Extracted records:
• • • • • • •

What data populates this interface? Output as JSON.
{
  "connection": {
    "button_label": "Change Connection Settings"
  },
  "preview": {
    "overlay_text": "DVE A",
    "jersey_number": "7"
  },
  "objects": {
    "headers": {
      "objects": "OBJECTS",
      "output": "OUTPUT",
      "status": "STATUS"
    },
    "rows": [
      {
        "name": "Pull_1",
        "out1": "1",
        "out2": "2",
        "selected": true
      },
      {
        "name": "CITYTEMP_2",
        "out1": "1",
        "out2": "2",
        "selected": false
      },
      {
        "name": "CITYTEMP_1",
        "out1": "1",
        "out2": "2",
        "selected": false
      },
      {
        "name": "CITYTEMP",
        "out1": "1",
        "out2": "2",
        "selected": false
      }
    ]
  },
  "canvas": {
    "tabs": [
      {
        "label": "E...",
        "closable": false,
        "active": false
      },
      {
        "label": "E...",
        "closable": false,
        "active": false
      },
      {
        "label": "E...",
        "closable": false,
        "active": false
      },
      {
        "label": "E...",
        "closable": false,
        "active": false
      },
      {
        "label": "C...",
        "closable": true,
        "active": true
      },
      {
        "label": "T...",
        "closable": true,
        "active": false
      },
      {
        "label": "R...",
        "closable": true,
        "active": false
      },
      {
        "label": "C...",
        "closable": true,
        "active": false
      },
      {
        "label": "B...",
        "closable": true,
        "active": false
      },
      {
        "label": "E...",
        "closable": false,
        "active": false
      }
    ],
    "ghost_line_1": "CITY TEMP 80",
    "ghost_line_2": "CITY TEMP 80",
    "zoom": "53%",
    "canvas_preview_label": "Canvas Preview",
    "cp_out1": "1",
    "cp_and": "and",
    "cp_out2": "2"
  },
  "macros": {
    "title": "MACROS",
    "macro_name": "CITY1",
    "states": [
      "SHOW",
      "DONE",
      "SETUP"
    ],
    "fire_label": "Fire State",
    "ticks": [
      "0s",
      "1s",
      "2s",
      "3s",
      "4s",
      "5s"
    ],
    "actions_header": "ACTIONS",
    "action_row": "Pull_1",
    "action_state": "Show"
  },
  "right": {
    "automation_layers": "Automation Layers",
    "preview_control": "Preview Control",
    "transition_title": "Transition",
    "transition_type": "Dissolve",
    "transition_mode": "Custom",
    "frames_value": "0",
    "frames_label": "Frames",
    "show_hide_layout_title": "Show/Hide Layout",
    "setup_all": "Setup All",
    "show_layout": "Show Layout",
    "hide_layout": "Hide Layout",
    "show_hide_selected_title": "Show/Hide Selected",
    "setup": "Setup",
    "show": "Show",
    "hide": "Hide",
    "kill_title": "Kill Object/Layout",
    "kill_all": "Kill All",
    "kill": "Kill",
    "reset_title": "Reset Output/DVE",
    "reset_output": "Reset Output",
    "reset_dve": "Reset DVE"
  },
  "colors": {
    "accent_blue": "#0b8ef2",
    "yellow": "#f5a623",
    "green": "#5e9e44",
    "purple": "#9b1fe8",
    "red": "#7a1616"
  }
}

• • • • • • •

Repeat each record exactly. Omit nothing.

What data populates this interface? Output as JSON.
{
  "connection": {
    "button_label": "Change Connection Settings"
  },
  "preview": {
    "overlay_text": "DVE A",
    "jersey_number": "7"
  },
  "objects": {
    "headers": {
      "objects": "OBJECTS",
      "output": "OUTPUT",
      "status": "STATUS"
    },
    "rows": [
      {
        "name": "Pull_1",
        "out1": "1",
        "out2": "2",
        "selected": true
      },
      {
        "name": "CITYTEMP_2",
        "out1": "1",
        "out2": "2",
        "selected": false
      },
      {
        "name": "CITYTEMP_1",
        "out1": "1",
        "out2": "2",
        "selected": false
      },
      {
        "name": "CITYTEMP",
        "out1": "1",
        "out2": "2",
        "selected": false
      }
    ]
  },
  "canvas": {
    "tabs": [
      {
        "label": "E...",
        "closable": false,
        "active": false
      },
      {
        "label": "E...",
        "closable": false,
        "active": false
      },
      {
        "label": "E...",
        "closable": false,
        "active": false
      },
      {
        "label": "E...",
        "closable": false,
        "active": false
      },
      {
        "label": "C...",
        "closable": true,
        "active": true
      },
      {
        "label": "T...",
        "closable": true,
        "active": false
      },
      {
        "label": "R...",
        "closable": true,
        "active": false
      },
      {
        "label": "C...",
        "closable": true,
        "active": false
      },
      {
        "label": "B...",
        "closable": true,
        "active": false
      },
      {
        "label": "E...",
        "closable": false,
        "active": false
      }
    ],
    "ghost_line_1": "CITY TEMP 80",
    "ghost_line_2": "CITY TEMP 80",
    "zoom": "53%",
    "canvas_preview_label": "Canvas Preview",
    "cp_out1": "1",
    "cp_and": "and",
    "cp_out2": "2"
  },
  "macros": {
    "title": "MACROS",
    "macro_name": "CITY1",
    "states": [
      "SHOW",
      "DONE",
      "SETUP"
    ],
    "fire_label": "Fire State",
    "ticks": [
      "0s",
      "1s",
      "2s",
      "3s",
      "4s",
      "5s"
    ],
    "actions_header": "ACTIONS",
    "action_row": "Pull_1",
    "action_state": "Show"
  },
  "right": {
    "automation_layers": "Automation Layers",
    "preview_control": "Preview Control",
    "transition_title": "Transition",
    "transition_type": "Dissolve",
    "transition_mode": "Custom",
    "frames_value": "0",
    "frames_label": "Frames",
    "show_hide_layout_title": "Show/Hide Layout",
    "setup_all": "Setup All",
    "show_layout": "Show Layout",
    "hide_layout": "Hide Layout",
    "show_hide_selected_title": "Show/Hide Selected",
    "setup": "Setup",
    "show": "Show",
    "hide": "Hide",
    "kill_title": "Kill Object/Layout",
    "kill_all": "Kill All",
    "kill": "Kill",
    "reset_title": "Reset Output/DVE",
    "reset_output": "Reset Output",
    "reset_dve": "Reset DVE"
  },
  "colors": {
    "accent_blue": "#0b8ef2",
    "yellow": "#f5a623",
    "green": "#5e9e44",
    "purple": "#9b1fe8",
    "red": "#7a1616"
  }
}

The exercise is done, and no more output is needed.